» **GIVEN INSTRUCTION**
Copy every line of the data that contains the string "комплекса".

» **DATA**
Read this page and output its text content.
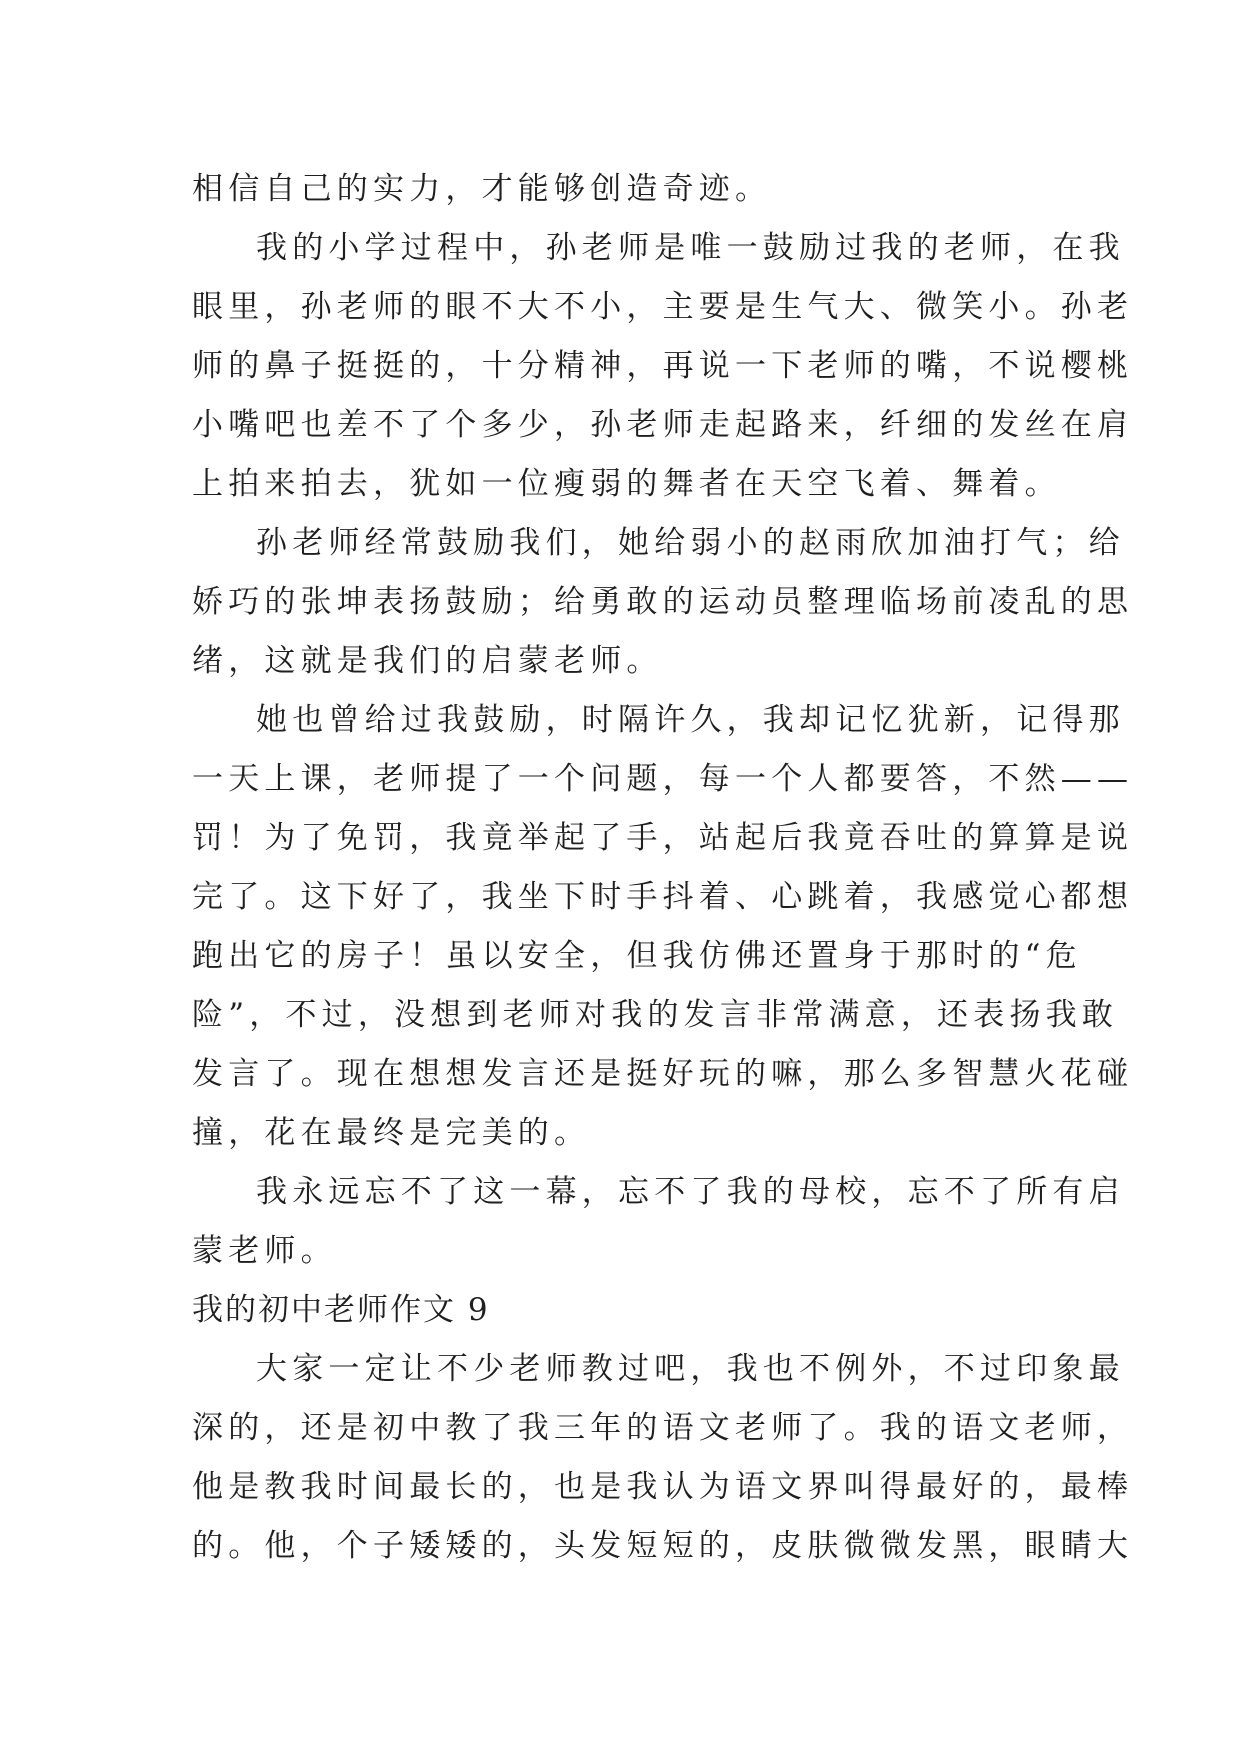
相信自己的实力，才能够创造奇迹。
我的小学过程中，孙老师是唯一鼓励过我的老师，在我
眼里，孙老师的眼不大不小，主要是生气大、微笑小。孙老
师的鼻子挺挺的，十分精神，再说一下老师的嘴，不说樱桃
小嘴吧也差不了个多少，孙老师走起路来，纤细的发丝在肩
上拍来拍去，犹如一位瘦弱的舞者在天空飞着、舞着。
孙老师经常鼓励我们，她给弱小的赵雨欣加油打气；给
娇巧的张坤表扬鼓励；给勇敢的运动员整理临场前凌乱的思
绪，这就是我们的启蒙老师。
她也曾给过我鼓励，时隔许久，我却记忆犹新，记得那
一天上课，老师提了一个问题，每一个人都要答，不然——
罚！为了免罚，我竟举起了手，站起后我竟吞吐的算算是说
完了。这下好了，我坐下时手抖着、心跳着，我感觉心都想
跑出它的房子！虽以安全，但我仿佛还置身于那时的“危
险”，不过，没想到老师对我的发言非常满意，还表扬我敢
发言了。现在想想发言还是挺好玩的嘛，那么多智慧火花碰
撞，花在最终是完美的。
我永远忘不了这一幕，忘不了我的母校，忘不了所有启
蒙老师。
我的初中老师作文 9
大家一定让不少老师教过吧，我也不例外，不过印象最
深的，还是初中教了我三年的语文老师了。我的语文老师，
他是教我时间最长的，也是我认为语文界叫得最好的，最棒
的。他，个子矮矮的，头发短短的，皮肤微微发黑，眼睛大
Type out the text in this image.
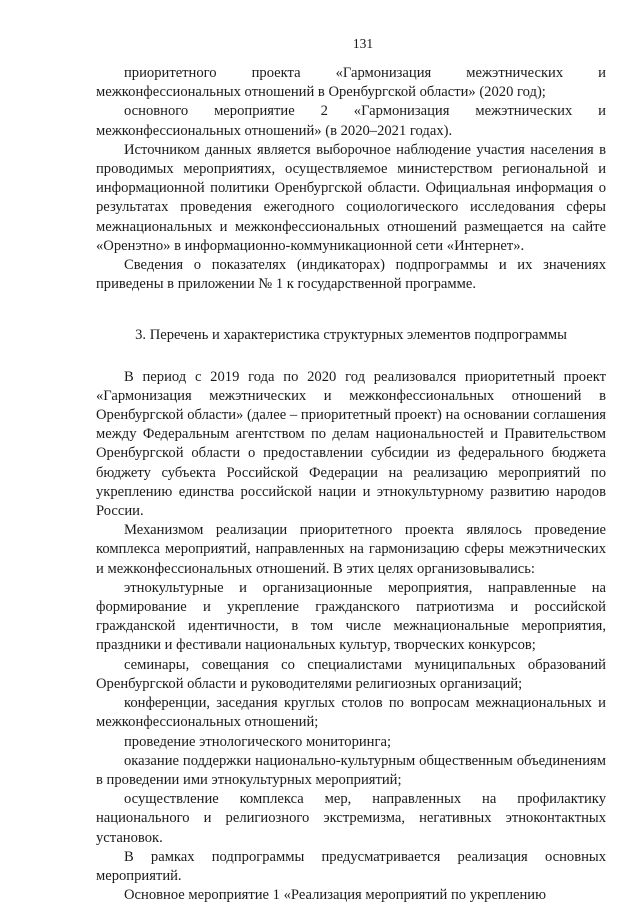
131

приоритетного проекта «Гармонизация межэтнических и межконфессиональных отношений в Оренбургской области» (2020 год);

основного мероприятие 2 «Гармонизация межэтнических и межконфессиональных отношений» (в 2020–2021 годах).

Источником данных является выборочное наблюдение участия населения в проводимых мероприятиях, осуществляемое министерством региональной и информационной политики Оренбургской области. Официальная информация о результатах проведения ежегодного социологического исследования сферы межнациональных и межконфессиональных отношений размещается на сайте «Оренэтно» в информационно-коммуникационной сети «Интернет».

Сведения о показателях (индикаторах) подпрограммы и их значениях приведены в приложении № 1 к государственной программе.

3. Перечень и характеристика структурных элементов подпрограммы

В период с 2019 года по 2020 год реализовался приоритетный проект «Гармонизация межэтнических и межконфессиональных отношений в Оренбургской области» (далее – приоритетный проект) на основании соглашения между Федеральным агентством по делам национальностей и Правительством Оренбургской области о предоставлении субсидии из федерального бюджета бюджету субъекта Российской Федерации на реализацию мероприятий по укреплению единства российской нации и этнокультурному развитию народов России.

Механизмом реализации приоритетного проекта являлось проведение комплекса мероприятий, направленных на гармонизацию сферы межэтнических и межконфессиональных отношений. В этих целях организовывались:

этнокультурные и организационные мероприятия, направленные на формирование и укрепление гражданского патриотизма и российской гражданской идентичности, в том числе межнациональные мероприятия, праздники и фестивали национальных культур, творческих конкурсов;

семинары, совещания со специалистами муниципальных образований Оренбургской области и руководителями религиозных организаций;

конференции, заседания круглых столов по вопросам межнациональных и межконфессиональных отношений;

проведение этнологического мониторинга;

оказание поддержки национально-культурным общественным объединениям в проведении ими этнокультурных мероприятий;

осуществление комплекса мер, направленных на профилактику национального и религиозного экстремизма, негативных этноконтактных установок.

В рамках подпрограммы предусматривается реализация основных мероприятий.

Основное мероприятие 1 «Реализация мероприятий по укреплению
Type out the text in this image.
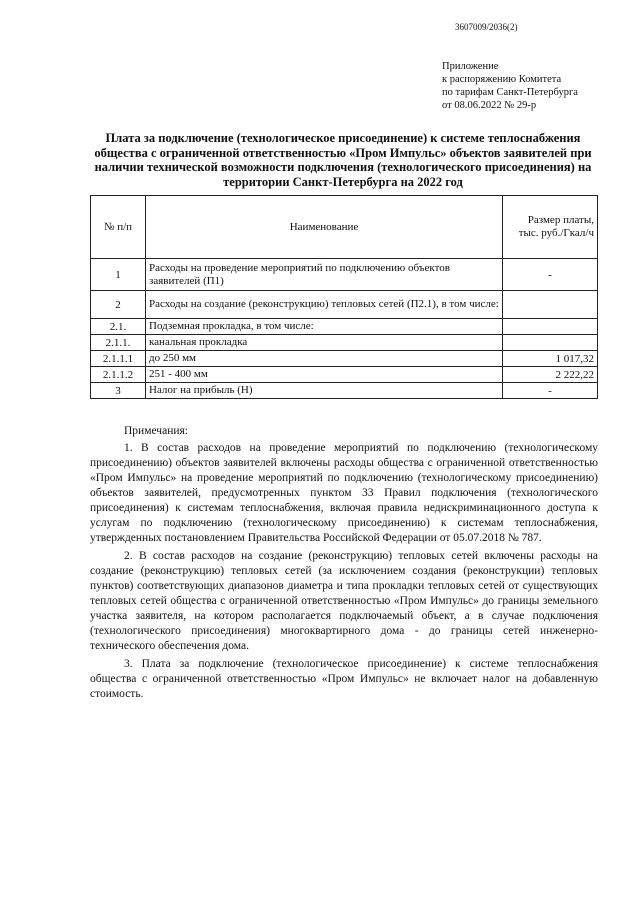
3607009/2036(2)
Приложение
к распоряжению Комитета
по тарифам Санкт-Петербурга
от 08.06.2022 № 29-р
Плата за подключение (технологическое присоединение) к системе теплоснабжения общества с ограниченной ответственностью «Пром Импульс» объектов заявителей при наличии технической возможности подключения (технологического присоединения) на территории Санкт-Петербурга на 2022 год
№ п/п	Наименование	Размер платы, тыс. руб./Гкал/ч
1	Расходы на проведение мероприятий по подключению объектов заявителей (П1)	-
2	Расходы на создание (реконструкцию) тепловых сетей (П2.1), в том числе:	
2.1.	Подземная прокладка, в том числе:	
2.1.1.	канальная прокладка	
2.1.1.1	до 250 мм	1 017,32
2.1.1.2	251 - 400 мм	2 222,22
3	Налог на прибыль (Н)	-
Примечания:

1. В состав расходов на проведение мероприятий по подключению (технологическому присоединению) объектов заявителей включены расходы общества с ограниченной ответственностью «Пром Импульс» на проведение мероприятий по подключению (технологическому присоединению) объектов заявителей, предусмотренных пунктом 33 Правил подключения (технологического присоединения) к системам теплоснабжения, включая правила недискриминационного доступа к услугам по подключению (технологическому присоединению) к системам теплоснабжения, утвержденных постановлением Правительства Российской Федерации от 05.07.2018 № 787.

2. В состав расходов на создание (реконструкцию) тепловых сетей включены расходы на создание (реконструкцию) тепловых сетей (за исключением создания (реконструкции) тепловых пунктов) соответствующих диапазонов диаметра и типа прокладки тепловых сетей от существующих тепловых сетей общества с ограниченной ответственностью «Пром Импульс» до границы земельного участка заявителя, на котором располагается подключаемый объект, а в случае подключения (технологического присоединения) многоквартирного дома - до границы сетей инженерно-технического обеспечения дома.

3. Плата за подключение (технологическое присоединение) к системе теплоснабжения общества с ограниченной ответственностью «Пром Импульс» не включает налог на добавленную стоимость.
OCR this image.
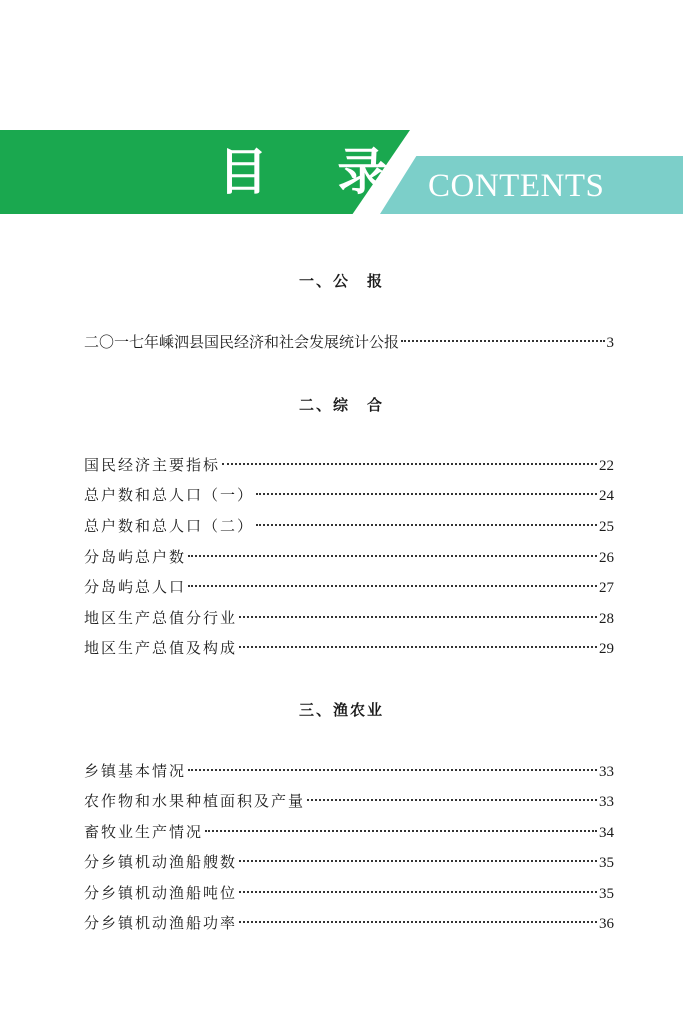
目 录 CONTENTS
一、公　报
二〇一七年嵊泗县国民经济和社会发展统计公报	3
二、综　合
国民经济主要指标	22
总户数和总人口（一）	24
总户数和总人口（二）	25
分岛屿总户数	26
分岛屿总人口	27
地区生产总值分行业	28
地区生产总值及构成	29
三、渔农业
乡镇基本情况	33
农作物和水果种植面积及产量	33
畜牧业生产情况	34
分乡镇机动渔船艘数	35
分乡镇机动渔船吨位	35
分乡镇机动渔船功率	36
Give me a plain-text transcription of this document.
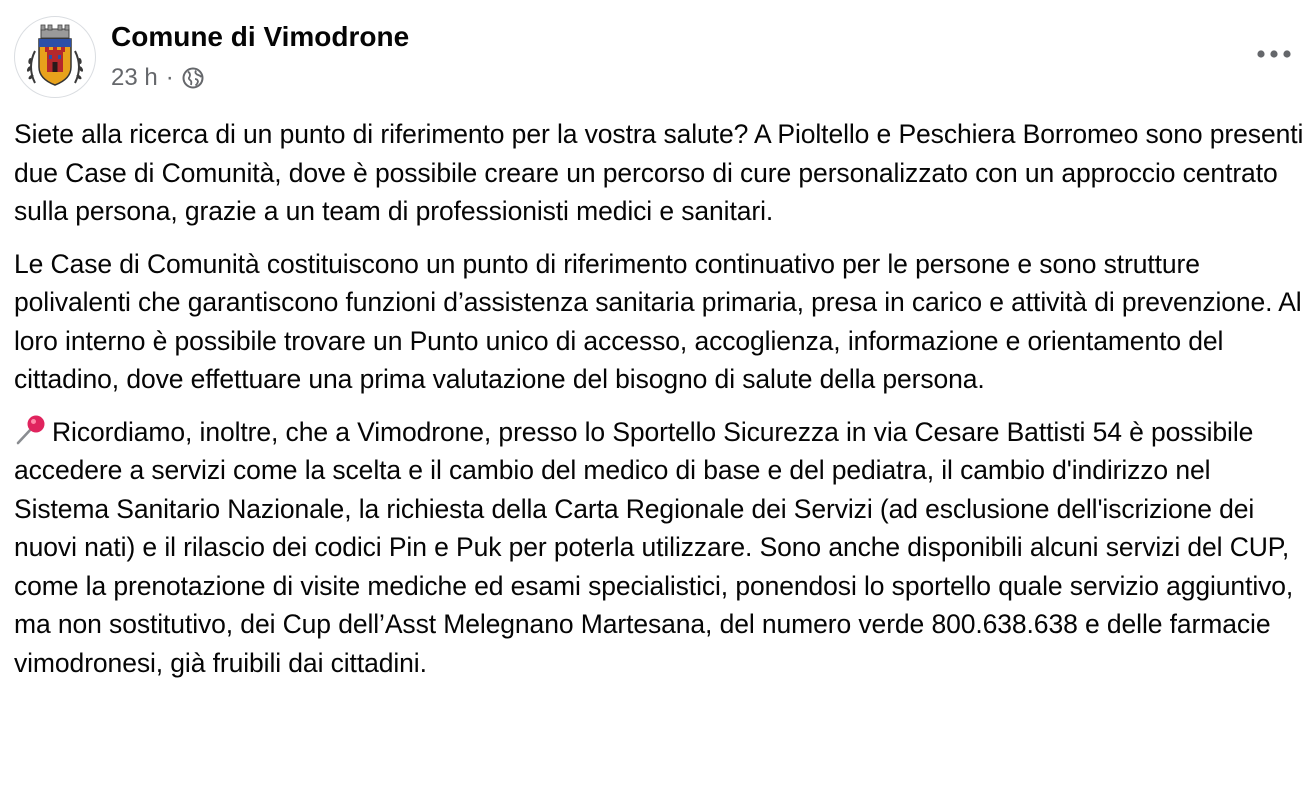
Comune di Vimodrone
23 h ·

Siete alla ricerca di un punto di riferimento per la vostra salute? A Pioltello e Peschiera Borromeo sono presenti due Case di Comunità, dove è possibile creare un percorso di cure personalizzato con un approccio centrato sulla persona, grazie a un team di professionisti medici e sanitari.

Le Case di Comunità costituiscono un punto di riferimento continuativo per le persone e sono strutture polivalenti che garantiscono funzioni d’assistenza sanitaria primaria, presa in carico e attività di prevenzione. Al loro interno è possibile trovare un Punto unico di accesso, accoglienza, informazione e orientamento del cittadino, dove effettuare una prima valutazione del bisogno di salute della persona.

Ricordiamo, inoltre, che a Vimodrone, presso lo Sportello Sicurezza in via Cesare Battisti 54 è possibile accedere a servizi come la scelta e il cambio del medico di base e del pediatra, il cambio d'indirizzo nel Sistema Sanitario Nazionale, la richiesta della Carta Regionale dei Servizi (ad esclusione dell'iscrizione dei nuovi nati) e il rilascio dei codici Pin e Puk per poterla utilizzare. Sono anche disponibili alcuni servizi del CUP, come la prenotazione di visite mediche ed esami specialistici, ponendosi lo sportello quale servizio aggiuntivo, ma non sostitutivo, dei Cup dell’Asst Melegnano Martesana, del numero verde 800.638.638 e delle farmacie vimodronesi, già fruibili dai cittadini.
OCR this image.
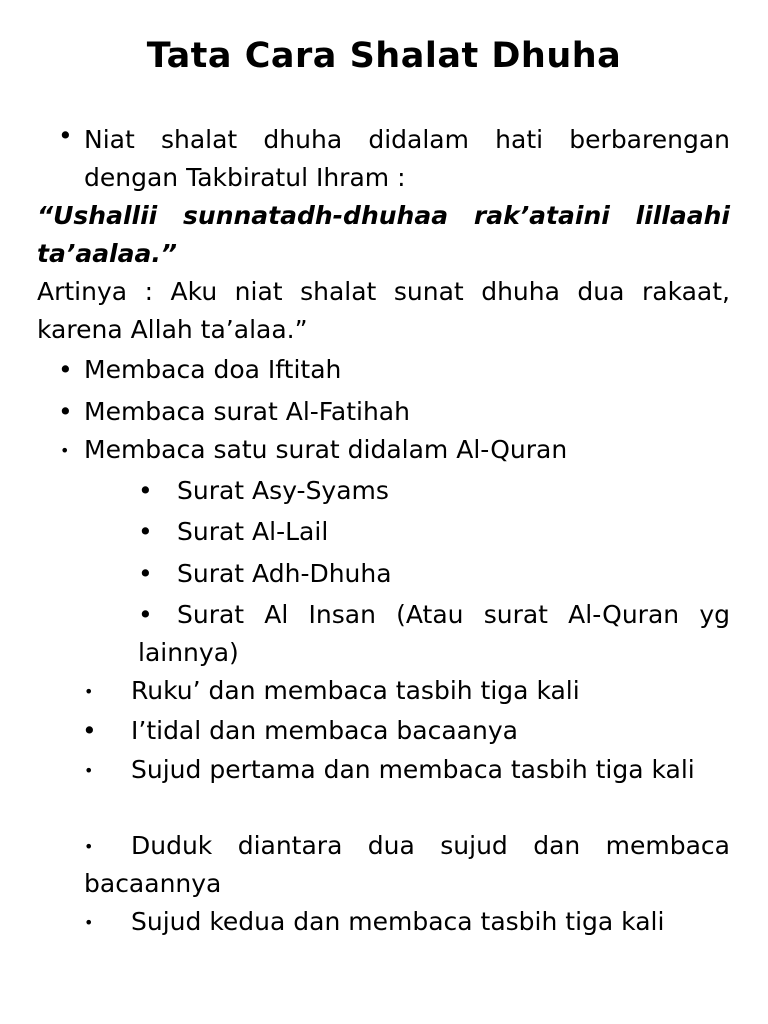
Tata Cara Shalat Dhuha
• Niat shalat dhuha didalam hati berbarengan dengan Takbiratul Ihram :
“Ushallii sunnatadh-dhuhaa rak’ataini lillaahi ta’aalaa.”
Artinya : Aku niat shalat sunat dhuha dua rakaat, karena Allah ta’alaa.”
• Membaca doa Iftitah
• Membaca surat Al-Fatihah
• Membaca satu surat didalam Al-Quran
• Surat Asy-Syams
• Surat Al-Lail
• Surat Adh-Dhuha
• Surat Al Insan (Atau surat Al-Quran yg lainnya)
• Ruku’ dan membaca tasbih tiga kali
• I’tidal dan membaca bacaanya
•	Sujud pertama dan membaca tasbih tiga kali
•	Duduk diantara dua sujud dan membaca bacaannya
•	Sujud kedua dan membaca tasbih tiga kali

» **SOLUTION TO THE EXERCISE**
Механизмом реализации приоритетного проекта являлось проведение комплекса мероприятий, направленных на гармонизацию сферы межэтнических и межконфессиональных отношений. В этих целях организовывались:
осуществление комплекса мер, направленных на профилактику национального и религиозного экстремизма, негативных этноконтактных установок.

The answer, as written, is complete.